Express the lines in the records from the line containing "Annotate this image: element" through the line containing "Point <box>849 197 872 211</box>" as a JSON list of strings, one string per line, with both of those lines included and blank lines left out.

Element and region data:
▬▬▬

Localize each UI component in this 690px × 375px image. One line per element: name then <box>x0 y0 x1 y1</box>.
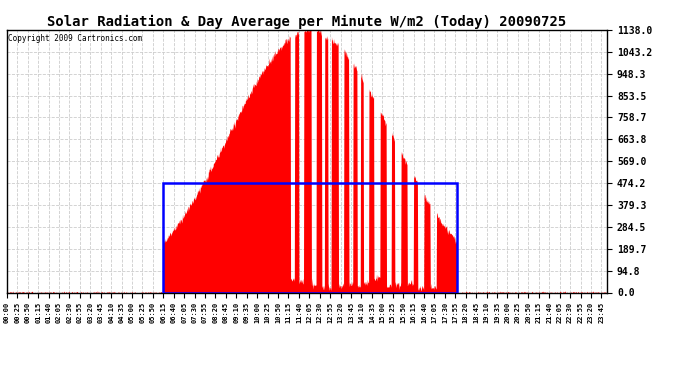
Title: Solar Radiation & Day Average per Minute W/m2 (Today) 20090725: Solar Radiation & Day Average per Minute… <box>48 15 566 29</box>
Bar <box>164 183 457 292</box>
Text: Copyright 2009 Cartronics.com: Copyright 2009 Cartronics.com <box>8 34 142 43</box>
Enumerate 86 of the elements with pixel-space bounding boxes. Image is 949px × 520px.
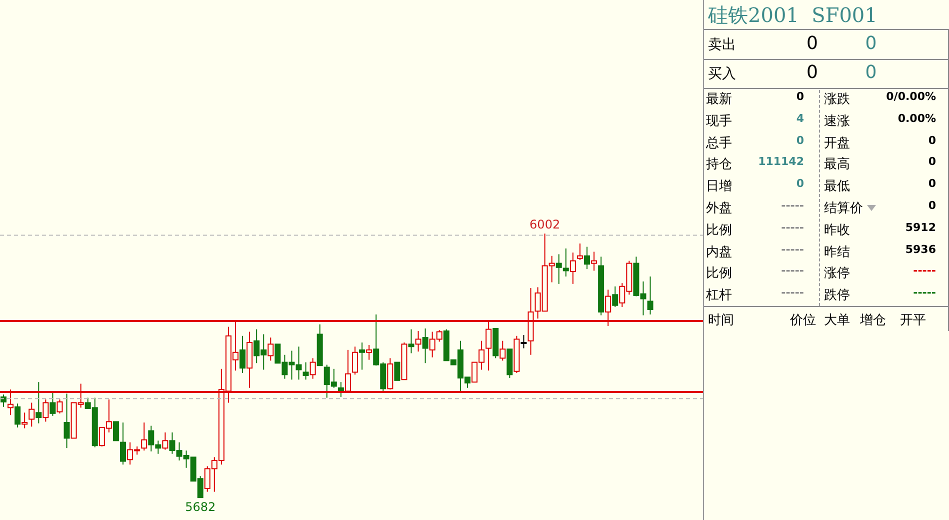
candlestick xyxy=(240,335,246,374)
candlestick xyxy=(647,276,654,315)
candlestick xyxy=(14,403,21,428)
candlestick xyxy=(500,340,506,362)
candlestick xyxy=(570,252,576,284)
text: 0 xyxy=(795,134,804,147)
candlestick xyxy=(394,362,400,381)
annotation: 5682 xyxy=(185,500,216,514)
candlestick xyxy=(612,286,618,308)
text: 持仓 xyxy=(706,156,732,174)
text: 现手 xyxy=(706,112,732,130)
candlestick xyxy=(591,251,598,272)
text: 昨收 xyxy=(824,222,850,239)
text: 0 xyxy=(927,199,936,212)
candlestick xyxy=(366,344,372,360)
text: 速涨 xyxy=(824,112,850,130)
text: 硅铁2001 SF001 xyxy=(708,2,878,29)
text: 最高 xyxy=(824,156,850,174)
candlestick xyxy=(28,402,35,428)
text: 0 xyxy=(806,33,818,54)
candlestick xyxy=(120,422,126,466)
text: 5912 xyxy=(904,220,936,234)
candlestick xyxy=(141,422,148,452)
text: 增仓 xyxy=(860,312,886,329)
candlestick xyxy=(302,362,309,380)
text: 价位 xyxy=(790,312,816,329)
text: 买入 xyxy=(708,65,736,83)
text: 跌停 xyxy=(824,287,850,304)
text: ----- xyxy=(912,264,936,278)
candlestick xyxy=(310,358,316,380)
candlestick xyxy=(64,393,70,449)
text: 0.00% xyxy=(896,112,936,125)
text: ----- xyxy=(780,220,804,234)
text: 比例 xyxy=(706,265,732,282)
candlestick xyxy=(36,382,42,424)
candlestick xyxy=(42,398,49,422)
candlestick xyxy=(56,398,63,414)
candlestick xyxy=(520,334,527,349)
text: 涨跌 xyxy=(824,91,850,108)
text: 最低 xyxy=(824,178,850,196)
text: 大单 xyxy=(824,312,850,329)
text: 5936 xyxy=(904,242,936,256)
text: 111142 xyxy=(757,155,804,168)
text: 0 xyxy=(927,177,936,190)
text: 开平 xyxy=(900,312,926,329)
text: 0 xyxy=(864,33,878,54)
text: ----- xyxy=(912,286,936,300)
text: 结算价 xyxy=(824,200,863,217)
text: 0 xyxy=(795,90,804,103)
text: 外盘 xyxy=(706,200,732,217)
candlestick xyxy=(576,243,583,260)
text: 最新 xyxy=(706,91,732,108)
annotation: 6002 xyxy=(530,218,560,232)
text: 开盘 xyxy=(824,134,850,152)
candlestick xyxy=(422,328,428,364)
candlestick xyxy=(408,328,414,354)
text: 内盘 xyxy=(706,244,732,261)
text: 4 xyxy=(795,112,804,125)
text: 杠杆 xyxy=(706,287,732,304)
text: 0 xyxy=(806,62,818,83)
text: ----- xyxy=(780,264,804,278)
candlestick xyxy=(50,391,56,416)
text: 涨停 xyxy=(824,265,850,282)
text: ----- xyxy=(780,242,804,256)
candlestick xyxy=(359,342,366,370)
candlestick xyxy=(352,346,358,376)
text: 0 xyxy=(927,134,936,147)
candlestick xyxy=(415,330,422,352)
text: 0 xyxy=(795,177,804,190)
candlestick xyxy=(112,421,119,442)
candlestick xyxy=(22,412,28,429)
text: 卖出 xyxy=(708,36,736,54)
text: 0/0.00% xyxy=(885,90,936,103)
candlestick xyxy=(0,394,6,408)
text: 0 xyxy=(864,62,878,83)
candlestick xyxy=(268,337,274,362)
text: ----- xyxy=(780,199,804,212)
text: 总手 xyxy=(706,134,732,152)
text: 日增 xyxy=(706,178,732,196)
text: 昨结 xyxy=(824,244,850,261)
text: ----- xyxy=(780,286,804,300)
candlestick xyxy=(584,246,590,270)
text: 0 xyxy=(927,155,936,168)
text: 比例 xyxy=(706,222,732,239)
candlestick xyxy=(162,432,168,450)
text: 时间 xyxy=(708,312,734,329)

▬▬▬

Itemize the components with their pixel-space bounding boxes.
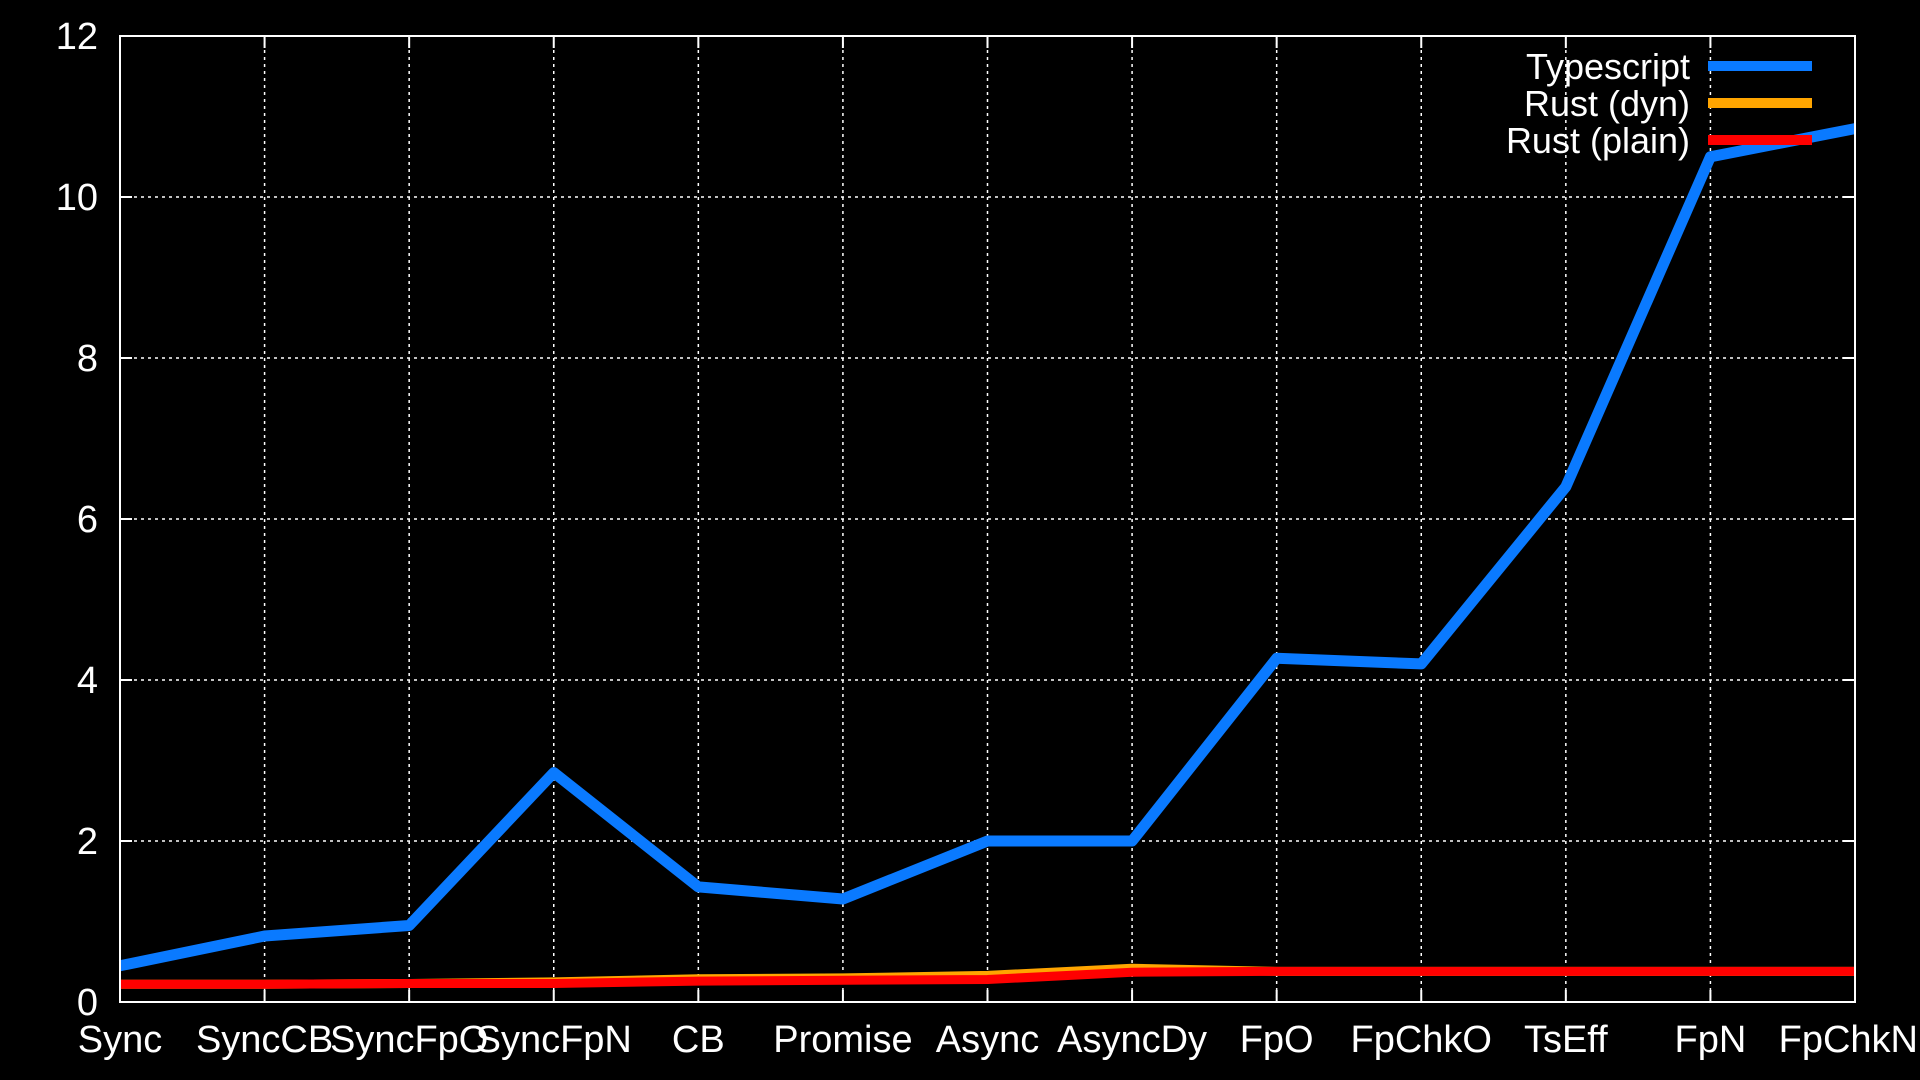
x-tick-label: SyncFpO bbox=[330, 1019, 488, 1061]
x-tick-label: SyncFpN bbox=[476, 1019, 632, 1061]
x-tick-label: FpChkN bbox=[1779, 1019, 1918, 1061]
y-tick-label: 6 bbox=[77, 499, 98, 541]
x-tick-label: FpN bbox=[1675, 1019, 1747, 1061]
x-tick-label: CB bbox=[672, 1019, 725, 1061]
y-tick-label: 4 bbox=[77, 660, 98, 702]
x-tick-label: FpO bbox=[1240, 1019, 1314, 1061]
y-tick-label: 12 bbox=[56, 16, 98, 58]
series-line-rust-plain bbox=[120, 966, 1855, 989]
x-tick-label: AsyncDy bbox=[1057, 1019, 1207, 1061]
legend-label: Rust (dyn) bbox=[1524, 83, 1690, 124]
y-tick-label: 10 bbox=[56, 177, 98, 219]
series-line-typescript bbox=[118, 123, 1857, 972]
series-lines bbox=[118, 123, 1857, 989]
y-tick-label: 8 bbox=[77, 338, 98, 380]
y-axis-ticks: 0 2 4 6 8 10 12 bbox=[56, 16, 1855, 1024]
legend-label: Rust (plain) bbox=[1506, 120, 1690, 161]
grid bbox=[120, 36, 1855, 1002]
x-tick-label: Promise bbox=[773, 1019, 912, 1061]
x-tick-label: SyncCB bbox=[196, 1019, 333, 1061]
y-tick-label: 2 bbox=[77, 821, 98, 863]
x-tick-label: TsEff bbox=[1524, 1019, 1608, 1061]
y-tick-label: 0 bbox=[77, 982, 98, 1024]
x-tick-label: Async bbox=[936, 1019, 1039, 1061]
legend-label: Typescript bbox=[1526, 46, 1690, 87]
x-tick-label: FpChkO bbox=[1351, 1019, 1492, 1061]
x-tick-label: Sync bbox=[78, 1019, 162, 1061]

▬▬▬

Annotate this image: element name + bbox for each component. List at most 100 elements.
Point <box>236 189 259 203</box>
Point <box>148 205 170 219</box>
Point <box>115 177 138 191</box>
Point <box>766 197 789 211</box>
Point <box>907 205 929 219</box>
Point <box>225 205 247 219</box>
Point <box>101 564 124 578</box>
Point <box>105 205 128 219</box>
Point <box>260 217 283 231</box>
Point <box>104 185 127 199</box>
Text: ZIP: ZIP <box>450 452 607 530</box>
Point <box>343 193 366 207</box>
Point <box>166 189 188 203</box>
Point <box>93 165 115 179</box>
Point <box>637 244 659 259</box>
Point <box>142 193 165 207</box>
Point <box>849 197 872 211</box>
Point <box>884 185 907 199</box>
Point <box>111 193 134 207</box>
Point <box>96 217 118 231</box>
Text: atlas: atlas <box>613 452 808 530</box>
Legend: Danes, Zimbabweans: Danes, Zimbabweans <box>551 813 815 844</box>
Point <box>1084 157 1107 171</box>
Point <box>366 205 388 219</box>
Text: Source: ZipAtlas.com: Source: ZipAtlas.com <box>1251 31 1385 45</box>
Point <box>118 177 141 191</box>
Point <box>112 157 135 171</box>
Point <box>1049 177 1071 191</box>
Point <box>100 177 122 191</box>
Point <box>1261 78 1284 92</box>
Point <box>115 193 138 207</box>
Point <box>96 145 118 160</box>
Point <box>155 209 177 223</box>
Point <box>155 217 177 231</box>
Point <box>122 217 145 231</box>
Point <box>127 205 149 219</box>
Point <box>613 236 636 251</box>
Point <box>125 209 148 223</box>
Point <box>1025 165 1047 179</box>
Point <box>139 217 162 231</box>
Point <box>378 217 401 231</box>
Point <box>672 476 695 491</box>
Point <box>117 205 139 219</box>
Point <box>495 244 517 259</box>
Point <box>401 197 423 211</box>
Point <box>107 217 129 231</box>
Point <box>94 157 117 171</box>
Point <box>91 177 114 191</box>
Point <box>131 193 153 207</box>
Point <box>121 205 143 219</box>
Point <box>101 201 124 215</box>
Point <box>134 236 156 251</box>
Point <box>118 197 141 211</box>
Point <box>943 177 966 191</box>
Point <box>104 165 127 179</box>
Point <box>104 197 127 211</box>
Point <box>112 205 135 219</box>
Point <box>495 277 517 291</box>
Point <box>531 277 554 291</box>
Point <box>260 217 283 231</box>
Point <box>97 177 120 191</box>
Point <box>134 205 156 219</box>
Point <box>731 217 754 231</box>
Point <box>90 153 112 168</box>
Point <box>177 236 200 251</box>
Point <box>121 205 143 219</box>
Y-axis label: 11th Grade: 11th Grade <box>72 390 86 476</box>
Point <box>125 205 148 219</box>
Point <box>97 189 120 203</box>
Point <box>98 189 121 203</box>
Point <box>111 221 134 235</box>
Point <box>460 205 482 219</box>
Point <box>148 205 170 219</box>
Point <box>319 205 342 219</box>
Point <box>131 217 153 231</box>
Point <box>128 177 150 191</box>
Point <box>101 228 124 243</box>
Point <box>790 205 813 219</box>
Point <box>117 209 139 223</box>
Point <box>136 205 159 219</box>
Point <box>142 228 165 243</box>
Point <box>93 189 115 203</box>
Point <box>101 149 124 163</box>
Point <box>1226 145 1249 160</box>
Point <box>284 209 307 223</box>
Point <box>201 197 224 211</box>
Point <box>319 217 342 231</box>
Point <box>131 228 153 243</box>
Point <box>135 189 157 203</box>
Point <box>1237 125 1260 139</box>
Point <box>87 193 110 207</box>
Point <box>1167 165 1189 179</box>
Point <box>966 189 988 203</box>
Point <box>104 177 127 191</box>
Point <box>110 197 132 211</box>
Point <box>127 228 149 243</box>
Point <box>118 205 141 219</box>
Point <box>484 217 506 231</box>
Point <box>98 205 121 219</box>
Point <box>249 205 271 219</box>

▬▬▬

#### Solution to this task:
[
  "Annotate this image: element name + bbox for each component. List at most 100 elements.",
  "Point <box>236 189 259 203</box>",
  "Point <box>148 205 170 219</box>",
  "Point <box>115 177 138 191</box>",
  "Point <box>766 197 789 211</box>",
  "Point <box>907 205 929 219</box>",
  "Point <box>225 205 247 219</box>",
  "Point <box>101 564 124 578</box>",
  "Point <box>105 205 128 219</box>",
  "Point <box>260 217 283 231</box>",
  "Point <box>104 185 127 199</box>",
  "Text: ZIP: ZIP <box>450 452 607 530</box>",
  "Point <box>343 193 366 207</box>",
  "Point <box>166 189 188 203</box>",
  "Point <box>93 165 115 179</box>",
  "Point <box>637 244 659 259</box>",
  "Point <box>142 193 165 207</box>",
  "Point <box>849 197 872 211</box>"
]